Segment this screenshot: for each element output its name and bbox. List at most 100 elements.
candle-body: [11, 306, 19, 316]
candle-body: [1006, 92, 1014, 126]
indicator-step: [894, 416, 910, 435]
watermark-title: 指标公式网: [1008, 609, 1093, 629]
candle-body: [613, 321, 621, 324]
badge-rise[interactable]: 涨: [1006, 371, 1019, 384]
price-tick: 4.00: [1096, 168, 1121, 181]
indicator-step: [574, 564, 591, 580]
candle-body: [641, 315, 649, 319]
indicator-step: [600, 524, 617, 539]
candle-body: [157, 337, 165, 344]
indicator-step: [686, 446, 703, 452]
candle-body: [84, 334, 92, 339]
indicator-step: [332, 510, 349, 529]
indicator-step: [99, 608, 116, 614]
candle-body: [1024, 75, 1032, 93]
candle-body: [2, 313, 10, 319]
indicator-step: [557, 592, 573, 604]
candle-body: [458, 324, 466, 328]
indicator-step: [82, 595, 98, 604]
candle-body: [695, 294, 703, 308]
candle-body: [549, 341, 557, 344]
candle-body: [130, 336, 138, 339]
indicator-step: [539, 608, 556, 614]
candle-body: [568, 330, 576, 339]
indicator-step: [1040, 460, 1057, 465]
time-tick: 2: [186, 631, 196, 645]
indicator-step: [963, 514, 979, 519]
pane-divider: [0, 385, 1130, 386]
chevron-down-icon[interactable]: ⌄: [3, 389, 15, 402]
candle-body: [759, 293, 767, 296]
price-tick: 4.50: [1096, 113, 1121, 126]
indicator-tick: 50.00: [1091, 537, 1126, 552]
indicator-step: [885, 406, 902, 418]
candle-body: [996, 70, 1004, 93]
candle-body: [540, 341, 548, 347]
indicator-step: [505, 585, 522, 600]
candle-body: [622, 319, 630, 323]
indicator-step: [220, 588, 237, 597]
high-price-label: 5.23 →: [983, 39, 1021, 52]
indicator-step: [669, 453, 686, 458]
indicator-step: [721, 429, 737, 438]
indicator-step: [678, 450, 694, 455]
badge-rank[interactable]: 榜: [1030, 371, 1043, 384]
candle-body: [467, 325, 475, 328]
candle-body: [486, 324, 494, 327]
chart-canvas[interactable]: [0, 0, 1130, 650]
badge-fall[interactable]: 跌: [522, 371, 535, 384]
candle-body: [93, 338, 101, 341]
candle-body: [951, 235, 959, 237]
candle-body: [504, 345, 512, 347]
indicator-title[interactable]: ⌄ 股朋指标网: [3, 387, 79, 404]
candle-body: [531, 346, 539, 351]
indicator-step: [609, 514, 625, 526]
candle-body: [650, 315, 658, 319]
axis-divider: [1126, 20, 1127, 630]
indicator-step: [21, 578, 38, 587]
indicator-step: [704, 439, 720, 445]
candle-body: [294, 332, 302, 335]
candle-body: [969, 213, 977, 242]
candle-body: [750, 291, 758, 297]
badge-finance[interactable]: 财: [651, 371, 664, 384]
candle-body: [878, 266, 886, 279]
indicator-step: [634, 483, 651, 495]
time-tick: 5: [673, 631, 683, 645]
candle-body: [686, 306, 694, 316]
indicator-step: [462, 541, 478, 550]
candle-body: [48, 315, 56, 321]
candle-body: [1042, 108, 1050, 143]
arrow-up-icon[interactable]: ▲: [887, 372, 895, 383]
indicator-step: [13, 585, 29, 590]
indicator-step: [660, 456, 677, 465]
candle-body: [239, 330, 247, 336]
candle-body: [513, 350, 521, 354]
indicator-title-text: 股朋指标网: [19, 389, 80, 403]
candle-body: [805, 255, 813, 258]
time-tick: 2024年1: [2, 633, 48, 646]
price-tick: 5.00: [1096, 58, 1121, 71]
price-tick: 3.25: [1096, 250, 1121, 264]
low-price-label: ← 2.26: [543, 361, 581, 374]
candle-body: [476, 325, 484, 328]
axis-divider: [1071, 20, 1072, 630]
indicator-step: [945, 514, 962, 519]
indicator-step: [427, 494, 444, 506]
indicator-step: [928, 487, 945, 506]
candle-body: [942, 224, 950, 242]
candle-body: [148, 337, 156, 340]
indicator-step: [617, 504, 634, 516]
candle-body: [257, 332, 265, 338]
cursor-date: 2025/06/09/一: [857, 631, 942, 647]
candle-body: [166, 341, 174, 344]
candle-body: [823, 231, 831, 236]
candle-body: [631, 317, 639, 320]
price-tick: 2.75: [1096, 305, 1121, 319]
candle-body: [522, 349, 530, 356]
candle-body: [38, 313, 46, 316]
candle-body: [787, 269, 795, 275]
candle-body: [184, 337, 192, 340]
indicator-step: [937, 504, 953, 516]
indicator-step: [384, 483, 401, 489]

────────────────────

- OPDRACHTVEREISTEN -
Schrijf alle regels hierboven woordelijk over, zonder ook maar één teken te wijzigen.

- UITGEWERKTE OPDRACHT -
Segment this screenshot: for each element output its name and bbox. List at most 100 elements.
candle-body: [11, 306, 19, 316]
candle-body: [1006, 92, 1014, 126]
indicator-step: [894, 416, 910, 435]
watermark-title: 指标公式网: [1008, 609, 1093, 629]
candle-body: [613, 321, 621, 324]
badge-rise[interactable]: 涨: [1006, 371, 1019, 384]
price-tick: 4.00: [1096, 168, 1121, 181]
indicator-step: [574, 564, 591, 580]
candle-body: [641, 315, 649, 319]
indicator-step: [600, 524, 617, 539]
candle-body: [157, 337, 165, 344]
indicator-step: [686, 446, 703, 452]
candle-body: [84, 334, 92, 339]
indicator-step: [332, 510, 349, 529]
indicator-step: [99, 608, 116, 614]
candle-body: [1024, 75, 1032, 93]
candle-body: [2, 313, 10, 319]
indicator-step: [557, 592, 573, 604]
candle-body: [458, 324, 466, 328]
indicator-step: [82, 595, 98, 604]
candle-body: [695, 294, 703, 308]
candle-body: [549, 341, 557, 344]
candle-body: [130, 336, 138, 339]
indicator-step: [539, 608, 556, 614]
candle-body: [568, 330, 576, 339]
indicator-step: [1040, 460, 1057, 465]
time-tick: 2: [186, 631, 196, 645]
indicator-step: [963, 514, 979, 519]
pane-divider: [0, 385, 1130, 386]
chevron-down-icon[interactable]: ⌄: [3, 389, 15, 402]
candle-body: [759, 293, 767, 296]
price-tick: 4.50: [1096, 113, 1121, 126]
indicator-tick: 50.00: [1091, 537, 1126, 552]
indicator-step: [885, 406, 902, 418]
candle-body: [996, 70, 1004, 93]
candle-body: [540, 341, 548, 347]
indicator-step: [505, 585, 522, 600]
candle-body: [622, 319, 630, 323]
indicator-step: [220, 588, 237, 597]
high-price-label: 5.23 →: [983, 39, 1021, 52]
indicator-step: [669, 453, 686, 458]
indicator-step: [721, 429, 737, 438]
indicator-step: [678, 450, 694, 455]
badge-rank[interactable]: 榜: [1030, 371, 1043, 384]
candle-body: [467, 325, 475, 328]
candle-body: [486, 324, 494, 327]
chart-canvas[interactable]: [0, 0, 1130, 650]
badge-fall[interactable]: 跌: [522, 371, 535, 384]
candle-body: [93, 338, 101, 341]
candle-body: [951, 235, 959, 237]
candle-body: [504, 345, 512, 347]
indicator-title[interactable]: ⌄ 股朋指标网: [3, 387, 79, 404]
candle-body: [531, 346, 539, 351]
indicator-step: [609, 514, 625, 526]
candle-body: [650, 315, 658, 319]
axis-divider: [1126, 20, 1127, 630]
indicator-step: [21, 578, 38, 587]
indicator-step: [704, 439, 720, 445]
candle-body: [294, 332, 302, 335]
candle-body: [969, 213, 977, 242]
candle-body: [750, 291, 758, 297]
badge-finance[interactable]: 财: [651, 371, 664, 384]
candle-body: [878, 266, 886, 279]
indicator-step: [634, 483, 651, 495]
time-tick: 5: [673, 631, 683, 645]
candle-body: [686, 306, 694, 316]
indicator-step: [462, 541, 478, 550]
candle-body: [48, 315, 56, 321]
candle-body: [1042, 108, 1050, 143]
arrow-up-icon[interactable]: ▲: [887, 372, 895, 383]
indicator-step: [13, 585, 29, 590]
indicator-step: [660, 456, 677, 465]
candle-body: [239, 330, 247, 336]
candle-body: [513, 350, 521, 354]
indicator-title-text: 股朋指标网: [19, 389, 80, 403]
candle-body: [805, 255, 813, 258]
time-tick: 2024年1: [2, 633, 48, 646]
price-tick: 5.00: [1096, 58, 1121, 71]
price-tick: 3.25: [1096, 250, 1121, 264]
low-price-label: ← 2.26: [543, 361, 581, 374]
candle-body: [476, 325, 484, 328]
axis-divider: [1071, 20, 1072, 630]
indicator-step: [945, 514, 962, 519]
indicator-step: [427, 494, 444, 506]
indicator-step: [928, 487, 945, 506]
candle-body: [942, 224, 950, 242]
candle-body: [148, 337, 156, 340]
indicator-step: [617, 504, 634, 516]
candle-body: [257, 332, 265, 338]
cursor-date: 2025/06/09/一: [857, 631, 942, 647]
candle-body: [166, 341, 174, 344]
candle-body: [823, 231, 831, 236]
candle-body: [631, 317, 639, 320]
price-tick: 2.75: [1096, 305, 1121, 319]
candle-body: [522, 349, 530, 356]
candle-body: [38, 313, 46, 316]
candle-body: [787, 269, 795, 275]
candle-body: [184, 337, 192, 340]
indicator-step: [937, 504, 953, 516]
indicator-step: [384, 483, 401, 489]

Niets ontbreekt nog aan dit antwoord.